[Dataset rows]
▼

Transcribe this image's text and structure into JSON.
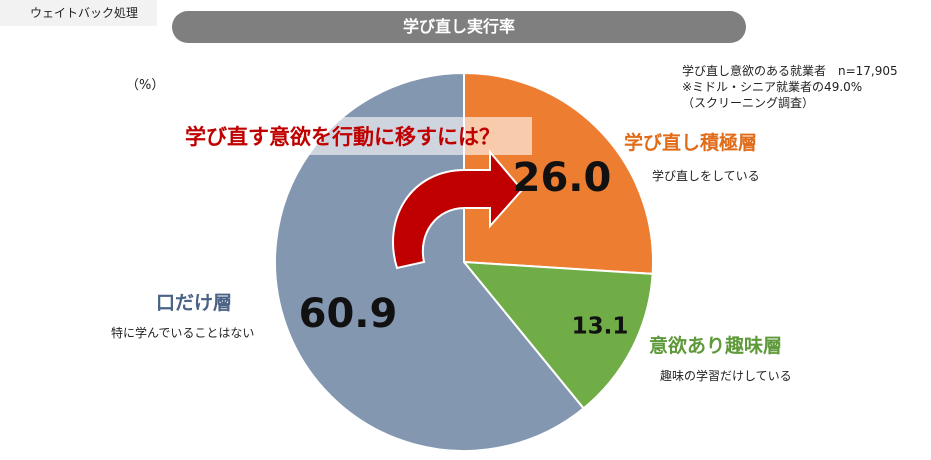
{
  "tag": "ウェイトバック処理",
  "title": "学び直し実行率",
  "unit": "（%）",
  "note": "学び直し意欲のある就業者　n=17,905\n※ミドル・シニア就業者の49.0%\n（スクリーニング調査）",
  "callout": "学び直す意欲を行動に移すには？",
  "chart_data": {
    "type": "pie",
    "slices": [
      {
        "name": "学び直し積極層",
        "desc": "学び直しをしている",
        "value": 26.0,
        "label": "26.0",
        "color": "#ed7d31"
      },
      {
        "name": "意欲あり趣味層",
        "desc": "趣味の学習だけしている",
        "value": 13.1,
        "label": "13.1",
        "color": "#70ad47"
      },
      {
        "name": "口だけ層",
        "desc": "特に学んでいることはない",
        "value": 60.9,
        "label": "60.9",
        "color": "#8497b0"
      }
    ]
  }
}
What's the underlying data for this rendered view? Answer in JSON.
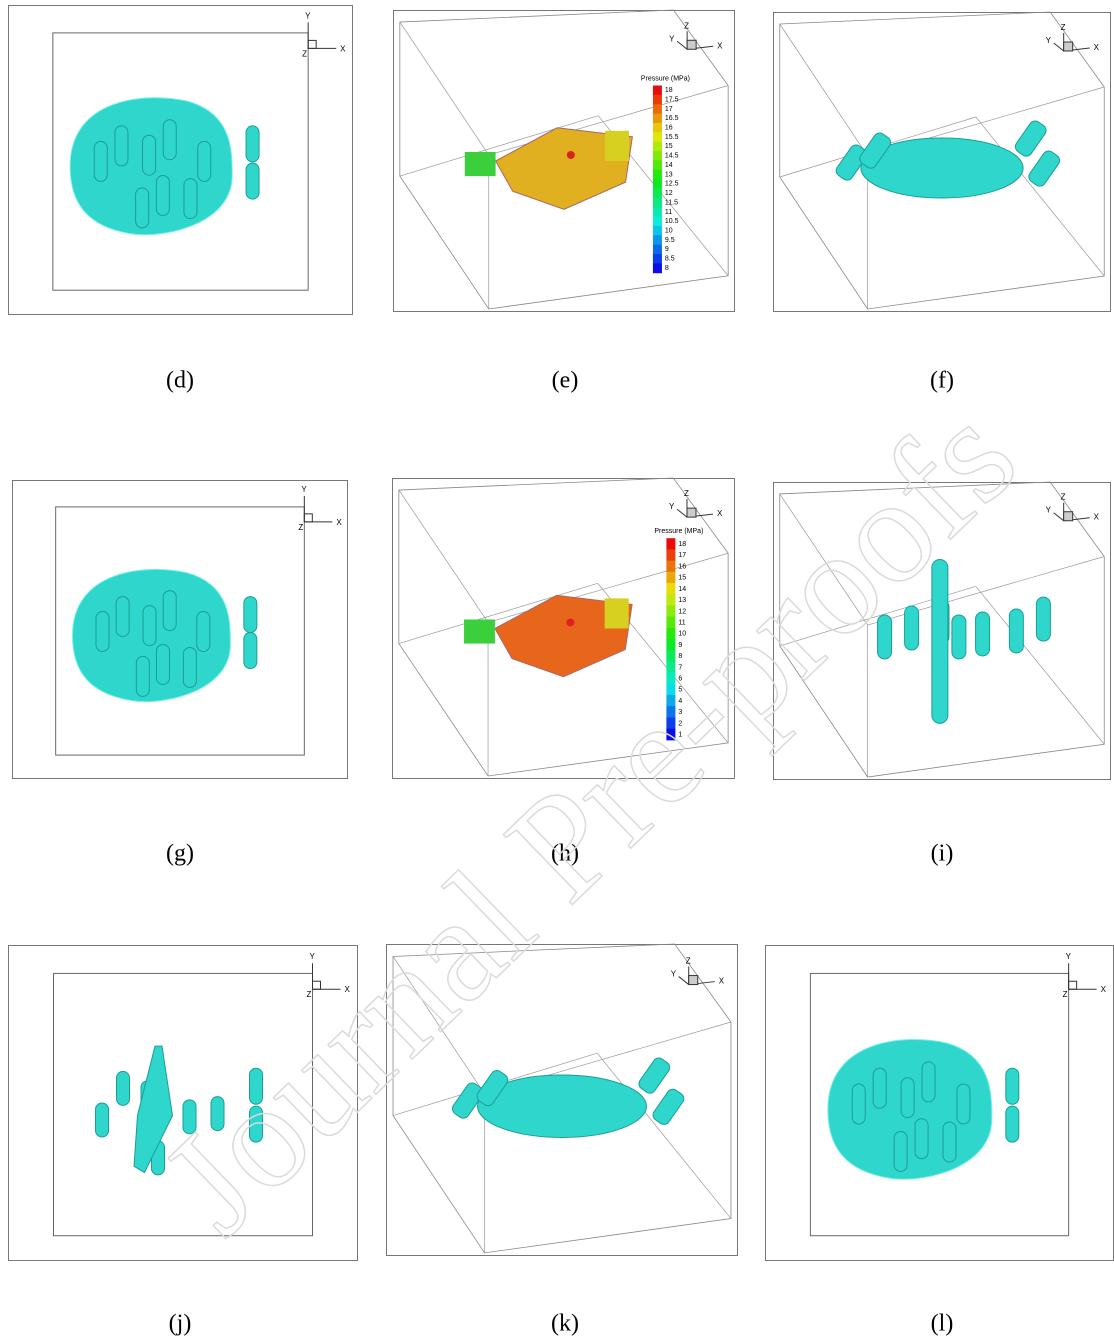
{
  "watermark": "Journal Pre-proofs",
  "panels": [
    {
      "label": "(d)",
      "axes": {
        "x": "X",
        "y": "Y",
        "z": "Z"
      }
    },
    {
      "label": "(e)",
      "axes": {
        "x": "X",
        "y": "Y",
        "z": "Z"
      },
      "colorbar": {
        "title": "Pressure (MPa)",
        "ticks": [
          "18",
          "17.5",
          "17",
          "16.5",
          "16",
          "15.5",
          "15",
          "14.5",
          "14",
          "13",
          "12.5",
          "12",
          "11.5",
          "11",
          "10.5",
          "10",
          "9.5",
          "9",
          "8.5",
          "8"
        ]
      }
    },
    {
      "label": "(f)",
      "axes": {
        "x": "X",
        "y": "Y",
        "z": "Z"
      }
    },
    {
      "label": "(g)",
      "axes": {
        "x": "X",
        "y": "Y",
        "z": "Z"
      }
    },
    {
      "label": "(h)",
      "axes": {
        "x": "X",
        "y": "Y",
        "z": "Z"
      },
      "colorbar": {
        "title": "Pressure (MPa)",
        "ticks": [
          "18",
          "17",
          "16",
          "15",
          "14",
          "13",
          "12",
          "11",
          "10",
          "9",
          "8",
          "7",
          "6",
          "5",
          "4",
          "3",
          "2",
          "1"
        ]
      }
    },
    {
      "label": "(i)",
      "axes": {
        "x": "X",
        "y": "Y",
        "z": "Z"
      }
    },
    {
      "label": "(j)",
      "axes": {
        "x": "X",
        "y": "Y",
        "z": "Z"
      }
    },
    {
      "label": "(k)",
      "axes": {
        "x": "X",
        "y": "Y",
        "z": "Z"
      }
    },
    {
      "label": "(l)",
      "axes": {
        "x": "X",
        "y": "Y",
        "z": "Z"
      }
    }
  ]
}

▲

Copy the material above in full and exactly, skipping pictures.

Transcribe this image's text and structure into JSON.
{
  "tag": "ウェイトバック処理",
  "title": "学び直し実行率",
  "unit": "（%）",
  "note": "学び直し意欲のある就業者　n=17,905\n※ミドル・シニア就業者の49.0%\n（スクリーニング調査）",
  "callout": "学び直す意欲を行動に移すには？",
  "chart_data": {
    "type": "pie",
    "slices": [
      {
        "name": "学び直し積極層",
        "desc": "学び直しをしている",
        "value": 26.0,
        "label": "26.0",
        "color": "#ed7d31"
      },
      {
        "name": "意欲あり趣味層",
        "desc": "趣味の学習だけしている",
        "value": 13.1,
        "label": "13.1",
        "color": "#70ad47"
      },
      {
        "name": "口だけ層",
        "desc": "特に学んでいることはない",
        "value": 60.9,
        "label": "60.9",
        "color": "#8497b0"
      }
    ]
  }
}
What's the underlying data for this rendered view? Answer in JSON.
{
  "watermark": "Journal Pre-proofs",
  "panels": [
    {
      "label": "(d)",
      "axes": {
        "x": "X",
        "y": "Y",
        "z": "Z"
      }
    },
    {
      "label": "(e)",
      "axes": {
        "x": "X",
        "y": "Y",
        "z": "Z"
      },
      "colorbar": {
        "title": "Pressure (MPa)",
        "ticks": [
          "18",
          "17.5",
          "17",
          "16.5",
          "16",
          "15.5",
          "15",
          "14.5",
          "14",
          "13",
          "12.5",
          "12",
          "11.5",
          "11",
          "10.5",
          "10",
          "9.5",
          "9",
          "8.5",
          "8"
        ]
      }
    },
    {
      "label": "(f)",
      "axes": {
        "x": "X",
        "y": "Y",
        "z": "Z"
      }
    },
    {
      "label": "(g)",
      "axes": {
        "x": "X",
        "y": "Y",
        "z": "Z"
      }
    },
    {
      "label": "(h)",
      "axes": {
        "x": "X",
        "y": "Y",
        "z": "Z"
      },
      "colorbar": {
        "title": "Pressure (MPa)",
        "ticks": [
          "18",
          "17",
          "16",
          "15",
          "14",
          "13",
          "12",
          "11",
          "10",
          "9",
          "8",
          "7",
          "6",
          "5",
          "4",
          "3",
          "2",
          "1"
        ]
      }
    },
    {
      "label": "(i)",
      "axes": {
        "x": "X",
        "y": "Y",
        "z": "Z"
      }
    },
    {
      "label": "(j)",
      "axes": {
        "x": "X",
        "y": "Y",
        "z": "Z"
      }
    },
    {
      "label": "(k)",
      "axes": {
        "x": "X",
        "y": "Y",
        "z": "Z"
      }
    },
    {
      "label": "(l)",
      "axes": {
        "x": "X",
        "y": "Y",
        "z": "Z"
      }
    }
  ]
}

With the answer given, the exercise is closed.